What is needed: Bring together all lines of the material below that contain the string "Output".
[Start of Task input]
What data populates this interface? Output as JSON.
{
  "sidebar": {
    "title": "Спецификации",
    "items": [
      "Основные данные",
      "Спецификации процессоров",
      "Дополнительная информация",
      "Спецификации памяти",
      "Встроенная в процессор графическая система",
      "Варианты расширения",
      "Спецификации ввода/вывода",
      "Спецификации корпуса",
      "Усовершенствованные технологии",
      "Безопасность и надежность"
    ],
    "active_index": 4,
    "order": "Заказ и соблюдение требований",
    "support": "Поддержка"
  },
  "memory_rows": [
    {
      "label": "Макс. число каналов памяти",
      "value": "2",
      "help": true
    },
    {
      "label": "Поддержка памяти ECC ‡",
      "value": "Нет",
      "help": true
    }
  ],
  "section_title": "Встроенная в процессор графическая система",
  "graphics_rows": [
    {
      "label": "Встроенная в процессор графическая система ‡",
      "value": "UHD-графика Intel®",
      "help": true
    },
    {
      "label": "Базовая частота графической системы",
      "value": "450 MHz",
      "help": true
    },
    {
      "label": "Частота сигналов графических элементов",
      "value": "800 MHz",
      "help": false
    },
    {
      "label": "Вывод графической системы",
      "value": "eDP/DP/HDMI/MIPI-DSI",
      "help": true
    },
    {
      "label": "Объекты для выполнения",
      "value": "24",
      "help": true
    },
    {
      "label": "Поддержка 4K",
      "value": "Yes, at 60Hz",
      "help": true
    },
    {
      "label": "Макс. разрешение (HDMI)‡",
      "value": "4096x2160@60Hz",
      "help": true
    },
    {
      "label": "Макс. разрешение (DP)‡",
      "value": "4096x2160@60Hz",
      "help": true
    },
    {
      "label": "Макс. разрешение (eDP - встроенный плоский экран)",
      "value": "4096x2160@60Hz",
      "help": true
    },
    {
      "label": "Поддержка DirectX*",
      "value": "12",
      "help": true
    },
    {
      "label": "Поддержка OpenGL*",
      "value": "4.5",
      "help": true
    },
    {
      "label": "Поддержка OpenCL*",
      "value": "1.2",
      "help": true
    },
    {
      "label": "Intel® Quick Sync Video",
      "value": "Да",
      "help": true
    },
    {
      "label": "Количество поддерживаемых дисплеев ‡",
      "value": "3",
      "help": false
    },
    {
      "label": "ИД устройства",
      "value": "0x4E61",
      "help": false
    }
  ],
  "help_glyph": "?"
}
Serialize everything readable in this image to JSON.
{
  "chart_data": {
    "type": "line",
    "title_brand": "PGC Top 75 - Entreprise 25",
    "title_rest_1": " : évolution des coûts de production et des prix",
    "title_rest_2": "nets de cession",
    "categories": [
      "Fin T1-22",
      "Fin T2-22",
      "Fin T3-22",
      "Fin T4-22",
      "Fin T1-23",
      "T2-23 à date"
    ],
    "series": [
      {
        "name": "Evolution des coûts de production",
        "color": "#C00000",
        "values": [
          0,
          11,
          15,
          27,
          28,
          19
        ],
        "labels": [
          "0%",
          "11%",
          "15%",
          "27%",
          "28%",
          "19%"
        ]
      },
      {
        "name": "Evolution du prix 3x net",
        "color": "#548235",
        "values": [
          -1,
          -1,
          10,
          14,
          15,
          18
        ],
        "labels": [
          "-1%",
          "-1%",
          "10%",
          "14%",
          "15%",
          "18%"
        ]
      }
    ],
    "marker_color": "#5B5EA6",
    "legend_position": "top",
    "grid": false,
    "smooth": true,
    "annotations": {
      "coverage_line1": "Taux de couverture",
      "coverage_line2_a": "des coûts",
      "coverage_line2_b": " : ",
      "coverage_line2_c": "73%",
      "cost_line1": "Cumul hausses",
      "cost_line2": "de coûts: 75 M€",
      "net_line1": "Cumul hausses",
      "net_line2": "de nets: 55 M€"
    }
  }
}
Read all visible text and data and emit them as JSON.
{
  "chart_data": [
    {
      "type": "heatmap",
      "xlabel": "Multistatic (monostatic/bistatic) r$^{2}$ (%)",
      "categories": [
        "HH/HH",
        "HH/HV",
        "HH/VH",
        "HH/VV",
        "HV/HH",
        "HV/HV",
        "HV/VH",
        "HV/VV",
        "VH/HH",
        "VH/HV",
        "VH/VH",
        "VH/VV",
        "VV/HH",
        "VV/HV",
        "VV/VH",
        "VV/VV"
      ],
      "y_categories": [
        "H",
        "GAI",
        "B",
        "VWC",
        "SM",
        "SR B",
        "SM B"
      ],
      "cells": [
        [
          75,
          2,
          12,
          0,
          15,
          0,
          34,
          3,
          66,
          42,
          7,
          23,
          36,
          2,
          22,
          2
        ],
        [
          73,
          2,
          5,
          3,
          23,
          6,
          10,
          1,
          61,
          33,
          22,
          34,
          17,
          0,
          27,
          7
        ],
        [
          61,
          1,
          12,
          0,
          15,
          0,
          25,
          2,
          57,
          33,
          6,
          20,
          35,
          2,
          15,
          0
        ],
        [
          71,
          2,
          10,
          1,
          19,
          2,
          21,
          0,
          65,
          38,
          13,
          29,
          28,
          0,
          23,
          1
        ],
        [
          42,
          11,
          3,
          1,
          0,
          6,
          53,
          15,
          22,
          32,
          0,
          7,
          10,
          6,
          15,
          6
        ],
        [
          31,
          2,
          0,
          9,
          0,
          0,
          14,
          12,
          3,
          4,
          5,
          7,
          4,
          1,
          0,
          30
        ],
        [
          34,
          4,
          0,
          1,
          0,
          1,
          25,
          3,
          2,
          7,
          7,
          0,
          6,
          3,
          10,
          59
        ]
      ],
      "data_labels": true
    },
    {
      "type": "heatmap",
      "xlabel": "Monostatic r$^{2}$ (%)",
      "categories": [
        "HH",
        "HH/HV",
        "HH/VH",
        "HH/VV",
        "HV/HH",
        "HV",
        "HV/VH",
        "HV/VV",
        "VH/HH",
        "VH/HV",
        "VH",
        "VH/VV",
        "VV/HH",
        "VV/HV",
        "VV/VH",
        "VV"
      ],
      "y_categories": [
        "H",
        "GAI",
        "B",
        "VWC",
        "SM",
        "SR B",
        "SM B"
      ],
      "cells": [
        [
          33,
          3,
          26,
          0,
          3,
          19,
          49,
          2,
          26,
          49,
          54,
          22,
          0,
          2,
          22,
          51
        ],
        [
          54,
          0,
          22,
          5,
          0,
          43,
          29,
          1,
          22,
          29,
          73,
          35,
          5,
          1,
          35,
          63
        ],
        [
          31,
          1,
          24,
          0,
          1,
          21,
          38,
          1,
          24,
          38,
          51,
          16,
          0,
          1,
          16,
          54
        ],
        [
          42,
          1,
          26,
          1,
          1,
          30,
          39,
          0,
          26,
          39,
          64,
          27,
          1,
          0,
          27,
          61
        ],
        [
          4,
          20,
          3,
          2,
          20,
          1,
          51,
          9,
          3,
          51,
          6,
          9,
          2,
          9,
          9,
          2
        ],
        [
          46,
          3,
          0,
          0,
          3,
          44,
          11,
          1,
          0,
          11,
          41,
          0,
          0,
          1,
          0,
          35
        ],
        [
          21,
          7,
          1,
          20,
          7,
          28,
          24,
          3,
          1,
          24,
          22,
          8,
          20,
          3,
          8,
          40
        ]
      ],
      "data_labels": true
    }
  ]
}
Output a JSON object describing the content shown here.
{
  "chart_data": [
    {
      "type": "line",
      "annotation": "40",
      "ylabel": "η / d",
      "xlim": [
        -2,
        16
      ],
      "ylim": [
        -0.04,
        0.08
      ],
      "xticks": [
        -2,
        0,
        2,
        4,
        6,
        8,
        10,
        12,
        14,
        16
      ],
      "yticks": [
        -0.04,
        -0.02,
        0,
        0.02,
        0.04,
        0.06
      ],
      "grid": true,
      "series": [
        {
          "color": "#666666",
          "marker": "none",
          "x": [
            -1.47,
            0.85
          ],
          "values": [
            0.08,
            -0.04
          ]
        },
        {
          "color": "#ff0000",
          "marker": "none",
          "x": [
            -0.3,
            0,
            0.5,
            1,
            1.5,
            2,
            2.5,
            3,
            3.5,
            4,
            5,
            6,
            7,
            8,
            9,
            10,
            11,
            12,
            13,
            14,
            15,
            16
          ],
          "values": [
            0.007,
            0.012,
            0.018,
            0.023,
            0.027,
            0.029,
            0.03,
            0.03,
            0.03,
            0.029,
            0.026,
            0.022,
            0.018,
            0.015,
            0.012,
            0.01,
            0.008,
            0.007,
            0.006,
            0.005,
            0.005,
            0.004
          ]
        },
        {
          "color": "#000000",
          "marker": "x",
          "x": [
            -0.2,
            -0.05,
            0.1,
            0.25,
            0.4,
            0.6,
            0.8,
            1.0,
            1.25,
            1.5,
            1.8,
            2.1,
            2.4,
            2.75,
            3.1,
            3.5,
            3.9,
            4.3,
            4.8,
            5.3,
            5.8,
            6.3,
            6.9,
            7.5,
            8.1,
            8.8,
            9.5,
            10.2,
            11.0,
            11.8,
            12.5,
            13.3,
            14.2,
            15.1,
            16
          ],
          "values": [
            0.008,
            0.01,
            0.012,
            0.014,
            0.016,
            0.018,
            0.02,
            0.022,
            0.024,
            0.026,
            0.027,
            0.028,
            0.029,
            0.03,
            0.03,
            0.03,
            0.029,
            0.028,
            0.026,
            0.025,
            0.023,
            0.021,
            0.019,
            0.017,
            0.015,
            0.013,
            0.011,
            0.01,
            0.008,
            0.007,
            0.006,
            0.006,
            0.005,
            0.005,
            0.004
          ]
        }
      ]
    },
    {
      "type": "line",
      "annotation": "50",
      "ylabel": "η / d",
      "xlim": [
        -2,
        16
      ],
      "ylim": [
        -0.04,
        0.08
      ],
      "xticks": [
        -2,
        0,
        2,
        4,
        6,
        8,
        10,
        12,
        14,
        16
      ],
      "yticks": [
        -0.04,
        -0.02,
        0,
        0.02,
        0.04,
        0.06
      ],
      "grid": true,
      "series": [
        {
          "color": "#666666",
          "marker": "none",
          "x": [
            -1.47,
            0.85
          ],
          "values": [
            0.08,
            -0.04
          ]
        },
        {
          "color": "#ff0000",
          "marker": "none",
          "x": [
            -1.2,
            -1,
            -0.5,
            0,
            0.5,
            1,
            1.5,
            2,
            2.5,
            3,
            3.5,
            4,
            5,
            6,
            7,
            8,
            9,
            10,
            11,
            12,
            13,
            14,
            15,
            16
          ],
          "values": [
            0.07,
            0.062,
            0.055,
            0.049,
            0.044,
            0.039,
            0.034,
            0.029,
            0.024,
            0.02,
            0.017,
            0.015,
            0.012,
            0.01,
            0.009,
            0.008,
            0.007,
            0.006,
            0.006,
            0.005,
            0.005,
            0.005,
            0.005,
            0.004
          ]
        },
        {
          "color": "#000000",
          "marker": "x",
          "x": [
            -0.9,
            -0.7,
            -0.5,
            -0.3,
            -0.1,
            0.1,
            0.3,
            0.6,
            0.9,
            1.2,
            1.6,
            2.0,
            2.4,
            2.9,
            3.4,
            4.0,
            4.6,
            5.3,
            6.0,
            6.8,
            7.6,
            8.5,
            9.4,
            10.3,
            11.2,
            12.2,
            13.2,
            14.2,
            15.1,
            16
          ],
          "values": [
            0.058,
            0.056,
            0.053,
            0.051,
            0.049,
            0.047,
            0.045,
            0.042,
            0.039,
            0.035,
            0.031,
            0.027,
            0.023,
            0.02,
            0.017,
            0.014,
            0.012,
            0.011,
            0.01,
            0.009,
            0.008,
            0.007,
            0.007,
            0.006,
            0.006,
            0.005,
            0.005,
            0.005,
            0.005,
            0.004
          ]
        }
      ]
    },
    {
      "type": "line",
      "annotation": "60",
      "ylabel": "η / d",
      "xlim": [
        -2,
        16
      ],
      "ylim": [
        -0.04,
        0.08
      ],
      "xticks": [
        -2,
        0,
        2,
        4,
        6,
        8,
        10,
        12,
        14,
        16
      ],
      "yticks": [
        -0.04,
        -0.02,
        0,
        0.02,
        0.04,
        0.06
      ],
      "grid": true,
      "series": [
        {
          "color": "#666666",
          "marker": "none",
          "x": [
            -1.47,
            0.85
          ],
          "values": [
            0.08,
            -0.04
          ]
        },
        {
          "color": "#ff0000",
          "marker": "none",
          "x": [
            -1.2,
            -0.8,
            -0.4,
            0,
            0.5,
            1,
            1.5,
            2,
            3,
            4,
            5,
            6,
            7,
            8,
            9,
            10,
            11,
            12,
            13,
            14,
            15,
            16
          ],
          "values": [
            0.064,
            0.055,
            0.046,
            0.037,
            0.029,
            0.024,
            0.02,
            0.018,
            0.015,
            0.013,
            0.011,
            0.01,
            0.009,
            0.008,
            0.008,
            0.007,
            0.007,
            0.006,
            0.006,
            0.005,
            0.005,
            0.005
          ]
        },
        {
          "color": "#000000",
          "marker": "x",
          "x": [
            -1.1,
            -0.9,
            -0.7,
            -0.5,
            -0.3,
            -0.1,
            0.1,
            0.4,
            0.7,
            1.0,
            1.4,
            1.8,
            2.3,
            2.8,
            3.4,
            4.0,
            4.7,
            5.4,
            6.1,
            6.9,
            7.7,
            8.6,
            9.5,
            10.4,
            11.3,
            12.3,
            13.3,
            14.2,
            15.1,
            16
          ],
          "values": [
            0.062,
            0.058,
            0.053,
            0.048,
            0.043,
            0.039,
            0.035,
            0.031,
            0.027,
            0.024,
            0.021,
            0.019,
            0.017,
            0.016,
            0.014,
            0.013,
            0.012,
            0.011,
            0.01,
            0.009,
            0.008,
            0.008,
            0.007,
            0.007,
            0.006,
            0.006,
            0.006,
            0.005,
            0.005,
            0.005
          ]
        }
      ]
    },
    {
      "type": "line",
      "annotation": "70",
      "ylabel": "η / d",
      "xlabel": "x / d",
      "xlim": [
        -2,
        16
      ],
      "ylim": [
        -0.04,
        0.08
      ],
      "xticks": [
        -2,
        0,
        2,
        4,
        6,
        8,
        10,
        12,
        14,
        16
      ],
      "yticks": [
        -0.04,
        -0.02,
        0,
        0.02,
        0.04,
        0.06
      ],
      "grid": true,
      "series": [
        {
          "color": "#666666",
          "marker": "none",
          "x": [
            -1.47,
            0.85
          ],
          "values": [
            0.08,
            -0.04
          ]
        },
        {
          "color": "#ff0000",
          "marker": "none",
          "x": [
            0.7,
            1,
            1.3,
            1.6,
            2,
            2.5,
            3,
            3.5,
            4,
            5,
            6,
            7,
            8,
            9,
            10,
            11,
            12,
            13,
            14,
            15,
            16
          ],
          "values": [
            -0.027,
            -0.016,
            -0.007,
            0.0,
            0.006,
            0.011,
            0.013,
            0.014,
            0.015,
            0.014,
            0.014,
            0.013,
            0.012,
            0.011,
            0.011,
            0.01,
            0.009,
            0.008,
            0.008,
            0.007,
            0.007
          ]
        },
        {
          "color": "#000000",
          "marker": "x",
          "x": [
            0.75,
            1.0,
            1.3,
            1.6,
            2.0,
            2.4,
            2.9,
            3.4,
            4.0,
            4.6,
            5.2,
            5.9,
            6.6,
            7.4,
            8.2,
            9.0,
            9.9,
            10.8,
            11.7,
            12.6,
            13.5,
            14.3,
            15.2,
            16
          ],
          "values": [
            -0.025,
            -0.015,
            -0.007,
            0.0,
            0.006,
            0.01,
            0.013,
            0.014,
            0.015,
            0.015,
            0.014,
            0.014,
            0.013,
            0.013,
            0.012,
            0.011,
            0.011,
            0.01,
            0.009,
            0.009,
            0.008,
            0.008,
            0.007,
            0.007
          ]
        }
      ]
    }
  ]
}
[End of Task input]
Response to the task:
What data populates this interface? Output as JSON.
Output a JSON object describing the content shown here.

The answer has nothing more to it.